Extracted records:
────────────────
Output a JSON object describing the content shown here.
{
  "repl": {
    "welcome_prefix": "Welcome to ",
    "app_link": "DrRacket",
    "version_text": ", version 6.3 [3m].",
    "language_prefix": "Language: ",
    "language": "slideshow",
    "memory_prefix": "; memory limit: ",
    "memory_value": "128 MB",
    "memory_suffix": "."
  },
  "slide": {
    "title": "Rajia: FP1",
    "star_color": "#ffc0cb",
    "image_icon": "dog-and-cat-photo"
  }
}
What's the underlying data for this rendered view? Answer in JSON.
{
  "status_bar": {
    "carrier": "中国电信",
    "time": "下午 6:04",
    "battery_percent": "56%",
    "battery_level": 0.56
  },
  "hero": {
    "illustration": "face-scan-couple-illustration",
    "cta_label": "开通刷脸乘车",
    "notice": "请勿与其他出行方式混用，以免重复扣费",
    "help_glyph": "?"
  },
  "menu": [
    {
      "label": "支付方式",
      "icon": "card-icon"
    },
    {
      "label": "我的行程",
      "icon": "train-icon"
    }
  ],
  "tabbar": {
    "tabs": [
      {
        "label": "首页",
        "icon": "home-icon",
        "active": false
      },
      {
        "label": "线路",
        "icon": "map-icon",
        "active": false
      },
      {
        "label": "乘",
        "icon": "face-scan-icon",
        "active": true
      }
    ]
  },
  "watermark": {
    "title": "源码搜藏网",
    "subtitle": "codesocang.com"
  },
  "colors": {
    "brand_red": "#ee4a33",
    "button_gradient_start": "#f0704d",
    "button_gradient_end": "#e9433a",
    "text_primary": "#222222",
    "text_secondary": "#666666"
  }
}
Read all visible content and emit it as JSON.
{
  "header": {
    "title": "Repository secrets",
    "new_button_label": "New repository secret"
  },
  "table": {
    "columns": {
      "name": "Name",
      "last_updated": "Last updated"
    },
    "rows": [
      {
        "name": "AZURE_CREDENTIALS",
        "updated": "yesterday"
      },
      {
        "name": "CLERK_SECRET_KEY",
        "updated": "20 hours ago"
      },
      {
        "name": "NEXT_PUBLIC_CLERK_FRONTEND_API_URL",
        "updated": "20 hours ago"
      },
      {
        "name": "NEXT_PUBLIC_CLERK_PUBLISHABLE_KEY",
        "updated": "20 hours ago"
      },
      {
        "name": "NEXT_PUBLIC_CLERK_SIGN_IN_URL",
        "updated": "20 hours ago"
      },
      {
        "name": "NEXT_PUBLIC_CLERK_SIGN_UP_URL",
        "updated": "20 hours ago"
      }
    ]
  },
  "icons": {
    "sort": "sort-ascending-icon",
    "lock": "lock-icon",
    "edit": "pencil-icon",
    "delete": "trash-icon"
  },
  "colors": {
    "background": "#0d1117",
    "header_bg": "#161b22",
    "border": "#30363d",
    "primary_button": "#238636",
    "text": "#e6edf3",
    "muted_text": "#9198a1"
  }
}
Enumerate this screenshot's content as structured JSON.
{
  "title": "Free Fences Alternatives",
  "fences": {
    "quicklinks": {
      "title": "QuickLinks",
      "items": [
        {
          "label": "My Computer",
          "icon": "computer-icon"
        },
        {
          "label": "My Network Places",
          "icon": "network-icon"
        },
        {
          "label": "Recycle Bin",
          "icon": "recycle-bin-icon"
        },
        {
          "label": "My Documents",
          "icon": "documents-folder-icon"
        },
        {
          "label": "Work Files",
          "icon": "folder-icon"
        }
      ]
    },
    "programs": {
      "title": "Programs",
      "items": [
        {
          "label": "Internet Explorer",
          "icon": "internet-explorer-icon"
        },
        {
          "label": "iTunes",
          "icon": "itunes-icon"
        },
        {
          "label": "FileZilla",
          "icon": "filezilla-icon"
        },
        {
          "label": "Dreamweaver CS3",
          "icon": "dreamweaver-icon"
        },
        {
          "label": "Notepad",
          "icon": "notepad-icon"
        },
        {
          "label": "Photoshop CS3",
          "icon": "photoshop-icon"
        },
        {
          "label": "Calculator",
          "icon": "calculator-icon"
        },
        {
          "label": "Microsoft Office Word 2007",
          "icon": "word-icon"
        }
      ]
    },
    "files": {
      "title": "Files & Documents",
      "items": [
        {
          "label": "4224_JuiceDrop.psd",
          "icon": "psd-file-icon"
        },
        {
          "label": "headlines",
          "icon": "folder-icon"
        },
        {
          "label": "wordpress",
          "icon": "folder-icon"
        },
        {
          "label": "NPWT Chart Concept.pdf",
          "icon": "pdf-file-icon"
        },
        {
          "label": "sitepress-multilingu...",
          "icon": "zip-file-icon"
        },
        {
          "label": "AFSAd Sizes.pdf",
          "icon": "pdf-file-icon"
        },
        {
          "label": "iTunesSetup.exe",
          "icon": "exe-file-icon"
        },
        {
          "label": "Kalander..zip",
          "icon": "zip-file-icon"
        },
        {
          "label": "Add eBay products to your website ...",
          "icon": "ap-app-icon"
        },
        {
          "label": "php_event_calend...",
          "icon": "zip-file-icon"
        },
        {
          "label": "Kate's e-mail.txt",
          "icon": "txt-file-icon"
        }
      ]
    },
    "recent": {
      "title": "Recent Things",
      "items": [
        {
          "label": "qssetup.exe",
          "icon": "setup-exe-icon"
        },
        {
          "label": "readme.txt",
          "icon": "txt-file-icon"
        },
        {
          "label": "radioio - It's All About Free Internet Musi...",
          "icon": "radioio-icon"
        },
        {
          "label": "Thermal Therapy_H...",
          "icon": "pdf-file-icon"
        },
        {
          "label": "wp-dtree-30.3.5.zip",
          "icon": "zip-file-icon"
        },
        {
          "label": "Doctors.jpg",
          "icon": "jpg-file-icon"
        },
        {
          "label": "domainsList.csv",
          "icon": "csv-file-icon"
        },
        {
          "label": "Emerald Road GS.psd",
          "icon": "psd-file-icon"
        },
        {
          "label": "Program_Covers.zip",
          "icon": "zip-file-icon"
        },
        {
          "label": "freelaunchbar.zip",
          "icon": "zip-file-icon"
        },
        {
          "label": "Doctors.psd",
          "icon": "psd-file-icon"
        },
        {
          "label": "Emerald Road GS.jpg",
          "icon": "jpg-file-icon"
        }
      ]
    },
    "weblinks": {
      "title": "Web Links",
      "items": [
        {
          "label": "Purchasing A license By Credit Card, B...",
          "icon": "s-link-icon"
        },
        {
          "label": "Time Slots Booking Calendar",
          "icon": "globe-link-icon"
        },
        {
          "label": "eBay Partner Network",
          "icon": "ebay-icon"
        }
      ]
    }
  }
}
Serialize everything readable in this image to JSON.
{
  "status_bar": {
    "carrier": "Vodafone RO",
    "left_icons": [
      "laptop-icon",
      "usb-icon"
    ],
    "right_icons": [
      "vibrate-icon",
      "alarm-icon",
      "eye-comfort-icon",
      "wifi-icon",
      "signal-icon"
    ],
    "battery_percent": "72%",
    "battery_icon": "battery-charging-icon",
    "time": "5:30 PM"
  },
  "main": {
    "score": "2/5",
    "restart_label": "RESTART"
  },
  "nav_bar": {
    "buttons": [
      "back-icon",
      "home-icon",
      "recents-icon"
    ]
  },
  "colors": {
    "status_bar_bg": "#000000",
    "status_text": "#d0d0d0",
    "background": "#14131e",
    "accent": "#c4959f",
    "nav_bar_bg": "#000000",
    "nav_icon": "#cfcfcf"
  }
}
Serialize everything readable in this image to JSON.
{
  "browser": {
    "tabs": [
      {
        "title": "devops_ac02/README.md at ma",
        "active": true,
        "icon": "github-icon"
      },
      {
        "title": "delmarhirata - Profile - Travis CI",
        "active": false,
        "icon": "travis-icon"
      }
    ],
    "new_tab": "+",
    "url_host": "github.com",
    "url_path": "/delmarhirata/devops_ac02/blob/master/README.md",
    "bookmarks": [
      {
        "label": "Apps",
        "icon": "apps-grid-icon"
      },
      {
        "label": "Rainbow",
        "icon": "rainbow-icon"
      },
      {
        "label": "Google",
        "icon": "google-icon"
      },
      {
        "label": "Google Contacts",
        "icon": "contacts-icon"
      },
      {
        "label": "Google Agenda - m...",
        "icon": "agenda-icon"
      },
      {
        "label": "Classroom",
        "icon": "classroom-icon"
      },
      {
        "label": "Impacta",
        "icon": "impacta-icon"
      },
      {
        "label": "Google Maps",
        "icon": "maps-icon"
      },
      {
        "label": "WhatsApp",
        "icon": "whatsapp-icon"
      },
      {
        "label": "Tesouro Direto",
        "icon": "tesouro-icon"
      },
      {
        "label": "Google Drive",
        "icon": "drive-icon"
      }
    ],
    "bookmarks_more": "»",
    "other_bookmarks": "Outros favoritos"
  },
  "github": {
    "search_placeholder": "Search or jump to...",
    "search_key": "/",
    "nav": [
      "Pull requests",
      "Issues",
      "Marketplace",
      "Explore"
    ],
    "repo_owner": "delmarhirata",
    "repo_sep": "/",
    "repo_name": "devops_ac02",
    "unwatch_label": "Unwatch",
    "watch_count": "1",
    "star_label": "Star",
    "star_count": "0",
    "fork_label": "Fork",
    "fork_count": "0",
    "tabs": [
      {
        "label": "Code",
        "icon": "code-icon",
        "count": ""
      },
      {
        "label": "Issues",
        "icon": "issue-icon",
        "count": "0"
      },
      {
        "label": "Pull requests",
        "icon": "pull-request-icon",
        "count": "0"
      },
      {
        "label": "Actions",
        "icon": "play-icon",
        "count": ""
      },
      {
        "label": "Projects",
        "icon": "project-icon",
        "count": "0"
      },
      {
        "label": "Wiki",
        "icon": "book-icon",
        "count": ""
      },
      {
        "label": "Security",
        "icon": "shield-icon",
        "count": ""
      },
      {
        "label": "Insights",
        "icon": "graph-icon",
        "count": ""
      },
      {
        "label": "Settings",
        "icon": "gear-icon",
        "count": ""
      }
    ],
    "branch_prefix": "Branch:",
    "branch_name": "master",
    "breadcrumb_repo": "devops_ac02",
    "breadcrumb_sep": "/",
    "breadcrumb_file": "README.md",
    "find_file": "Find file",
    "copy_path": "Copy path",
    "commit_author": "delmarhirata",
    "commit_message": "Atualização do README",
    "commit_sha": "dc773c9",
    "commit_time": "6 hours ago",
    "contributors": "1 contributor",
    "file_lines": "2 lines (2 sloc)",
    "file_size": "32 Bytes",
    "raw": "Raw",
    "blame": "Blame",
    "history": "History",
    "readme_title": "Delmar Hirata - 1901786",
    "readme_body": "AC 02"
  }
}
────────────────
#### [STATED GOAL]
Each line above that includes "scan" should be shown.

#### [ANSWER IN FULL]
    "illustration": "face-scan-couple-illustration",
        "icon": "face-scan-icon",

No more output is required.